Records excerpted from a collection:
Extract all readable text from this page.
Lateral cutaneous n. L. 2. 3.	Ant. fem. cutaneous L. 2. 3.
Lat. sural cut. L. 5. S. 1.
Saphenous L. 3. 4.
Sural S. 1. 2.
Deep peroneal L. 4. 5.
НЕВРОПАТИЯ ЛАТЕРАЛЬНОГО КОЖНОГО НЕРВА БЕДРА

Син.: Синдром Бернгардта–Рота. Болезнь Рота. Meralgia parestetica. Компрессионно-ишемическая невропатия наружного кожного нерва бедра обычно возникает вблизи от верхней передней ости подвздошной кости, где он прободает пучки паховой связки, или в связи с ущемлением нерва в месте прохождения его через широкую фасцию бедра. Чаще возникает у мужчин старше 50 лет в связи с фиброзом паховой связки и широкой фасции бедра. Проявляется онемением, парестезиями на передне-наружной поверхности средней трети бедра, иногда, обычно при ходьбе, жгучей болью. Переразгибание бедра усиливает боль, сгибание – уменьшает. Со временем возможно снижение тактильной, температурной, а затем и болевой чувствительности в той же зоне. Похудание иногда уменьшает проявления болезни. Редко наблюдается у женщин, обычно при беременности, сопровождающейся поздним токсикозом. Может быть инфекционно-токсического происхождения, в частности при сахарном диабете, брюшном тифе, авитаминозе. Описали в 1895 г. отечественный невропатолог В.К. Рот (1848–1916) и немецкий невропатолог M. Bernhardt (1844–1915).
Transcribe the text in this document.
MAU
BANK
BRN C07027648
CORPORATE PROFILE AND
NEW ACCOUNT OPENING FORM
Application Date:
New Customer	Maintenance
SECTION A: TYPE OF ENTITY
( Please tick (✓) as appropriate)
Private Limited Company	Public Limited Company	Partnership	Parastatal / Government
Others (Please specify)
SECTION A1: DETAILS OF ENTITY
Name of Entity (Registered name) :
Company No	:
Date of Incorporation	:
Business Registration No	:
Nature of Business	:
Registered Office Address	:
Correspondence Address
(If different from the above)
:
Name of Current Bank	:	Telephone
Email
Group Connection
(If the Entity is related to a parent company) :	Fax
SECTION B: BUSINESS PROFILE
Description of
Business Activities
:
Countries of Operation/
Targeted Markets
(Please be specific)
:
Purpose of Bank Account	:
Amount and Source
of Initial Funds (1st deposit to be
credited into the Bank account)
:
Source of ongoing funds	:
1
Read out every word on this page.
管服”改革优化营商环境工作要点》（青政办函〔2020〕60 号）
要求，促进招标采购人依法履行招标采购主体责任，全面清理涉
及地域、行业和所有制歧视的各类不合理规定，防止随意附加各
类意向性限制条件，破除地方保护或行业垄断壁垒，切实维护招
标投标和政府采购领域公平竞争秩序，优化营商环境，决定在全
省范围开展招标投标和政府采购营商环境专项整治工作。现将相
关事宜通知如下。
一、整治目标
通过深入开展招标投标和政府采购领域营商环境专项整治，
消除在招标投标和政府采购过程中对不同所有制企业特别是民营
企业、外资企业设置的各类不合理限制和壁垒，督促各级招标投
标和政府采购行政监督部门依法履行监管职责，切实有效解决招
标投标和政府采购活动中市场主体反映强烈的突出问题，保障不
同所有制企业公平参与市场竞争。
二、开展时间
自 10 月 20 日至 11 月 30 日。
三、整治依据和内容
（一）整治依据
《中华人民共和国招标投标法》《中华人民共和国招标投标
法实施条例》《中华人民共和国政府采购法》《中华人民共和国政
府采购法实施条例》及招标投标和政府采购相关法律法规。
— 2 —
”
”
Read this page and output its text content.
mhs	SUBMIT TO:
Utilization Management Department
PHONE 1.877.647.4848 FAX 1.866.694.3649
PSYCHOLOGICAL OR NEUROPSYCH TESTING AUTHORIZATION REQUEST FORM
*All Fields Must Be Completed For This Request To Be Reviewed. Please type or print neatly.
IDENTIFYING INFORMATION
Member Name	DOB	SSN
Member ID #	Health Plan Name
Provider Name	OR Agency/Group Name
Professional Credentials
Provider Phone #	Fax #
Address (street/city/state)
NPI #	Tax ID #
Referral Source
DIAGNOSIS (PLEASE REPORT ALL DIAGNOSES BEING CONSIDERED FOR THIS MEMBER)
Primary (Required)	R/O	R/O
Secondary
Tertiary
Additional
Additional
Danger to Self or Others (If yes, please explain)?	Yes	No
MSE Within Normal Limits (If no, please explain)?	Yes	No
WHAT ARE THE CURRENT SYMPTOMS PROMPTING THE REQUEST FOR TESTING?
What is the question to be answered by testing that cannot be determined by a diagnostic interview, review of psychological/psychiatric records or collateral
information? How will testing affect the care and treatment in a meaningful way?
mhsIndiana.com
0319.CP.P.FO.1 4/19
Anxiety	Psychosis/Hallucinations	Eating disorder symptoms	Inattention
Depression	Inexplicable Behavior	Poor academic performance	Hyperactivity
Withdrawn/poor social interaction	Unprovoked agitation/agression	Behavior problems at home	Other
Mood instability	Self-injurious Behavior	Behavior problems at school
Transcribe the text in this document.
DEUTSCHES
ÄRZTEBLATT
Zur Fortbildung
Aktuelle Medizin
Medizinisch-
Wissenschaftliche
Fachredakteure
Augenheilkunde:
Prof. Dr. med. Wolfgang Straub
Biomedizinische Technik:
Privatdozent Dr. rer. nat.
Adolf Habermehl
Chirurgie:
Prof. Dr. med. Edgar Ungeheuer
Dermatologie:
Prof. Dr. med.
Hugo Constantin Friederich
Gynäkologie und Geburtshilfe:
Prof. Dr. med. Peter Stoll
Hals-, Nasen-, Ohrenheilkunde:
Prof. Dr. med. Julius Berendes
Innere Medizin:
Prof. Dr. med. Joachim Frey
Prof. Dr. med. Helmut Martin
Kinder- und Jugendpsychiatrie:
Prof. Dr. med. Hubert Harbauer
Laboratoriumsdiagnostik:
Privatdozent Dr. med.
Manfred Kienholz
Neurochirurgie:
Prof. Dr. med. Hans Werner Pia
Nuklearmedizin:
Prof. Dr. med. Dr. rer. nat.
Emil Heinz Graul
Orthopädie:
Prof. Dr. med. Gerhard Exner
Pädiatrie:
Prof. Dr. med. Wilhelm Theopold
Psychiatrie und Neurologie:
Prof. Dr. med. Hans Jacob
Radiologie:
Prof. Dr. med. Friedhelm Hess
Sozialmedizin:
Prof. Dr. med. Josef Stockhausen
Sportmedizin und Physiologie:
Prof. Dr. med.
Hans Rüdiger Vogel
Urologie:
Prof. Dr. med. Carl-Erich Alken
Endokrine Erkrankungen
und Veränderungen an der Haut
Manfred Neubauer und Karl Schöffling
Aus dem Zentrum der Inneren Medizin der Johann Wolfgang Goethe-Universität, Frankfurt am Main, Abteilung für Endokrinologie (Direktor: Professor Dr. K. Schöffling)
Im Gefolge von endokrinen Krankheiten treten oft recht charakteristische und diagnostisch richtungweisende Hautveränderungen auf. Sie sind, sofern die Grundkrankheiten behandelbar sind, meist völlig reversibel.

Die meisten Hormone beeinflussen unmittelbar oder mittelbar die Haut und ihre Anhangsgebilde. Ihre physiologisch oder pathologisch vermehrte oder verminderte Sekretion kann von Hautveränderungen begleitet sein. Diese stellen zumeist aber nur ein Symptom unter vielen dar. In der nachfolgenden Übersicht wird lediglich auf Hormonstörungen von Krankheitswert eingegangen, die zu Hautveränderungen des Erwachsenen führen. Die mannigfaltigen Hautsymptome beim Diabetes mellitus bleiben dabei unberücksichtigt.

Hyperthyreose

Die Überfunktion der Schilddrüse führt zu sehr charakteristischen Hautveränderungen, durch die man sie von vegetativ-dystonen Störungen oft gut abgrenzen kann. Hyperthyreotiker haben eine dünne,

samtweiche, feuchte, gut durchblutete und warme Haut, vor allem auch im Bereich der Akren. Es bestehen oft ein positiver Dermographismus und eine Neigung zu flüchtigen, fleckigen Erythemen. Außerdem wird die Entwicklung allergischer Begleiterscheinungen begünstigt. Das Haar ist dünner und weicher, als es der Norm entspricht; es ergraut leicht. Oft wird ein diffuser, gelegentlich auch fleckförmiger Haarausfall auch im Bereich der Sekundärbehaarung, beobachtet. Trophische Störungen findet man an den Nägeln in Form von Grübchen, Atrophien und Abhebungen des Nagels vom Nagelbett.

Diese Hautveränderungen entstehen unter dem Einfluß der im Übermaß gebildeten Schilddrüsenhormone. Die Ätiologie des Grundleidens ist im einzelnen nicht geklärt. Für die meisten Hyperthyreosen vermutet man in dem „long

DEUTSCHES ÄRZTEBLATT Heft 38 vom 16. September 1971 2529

**Given request**
Scan the entries above. Copy each line that has the string "SECTION".

**Finished task**
SECTION A: TYPE OF ENTITY
SECTION A1: DETAILS OF ENTITY
SECTION B: BUSINESS PROFILE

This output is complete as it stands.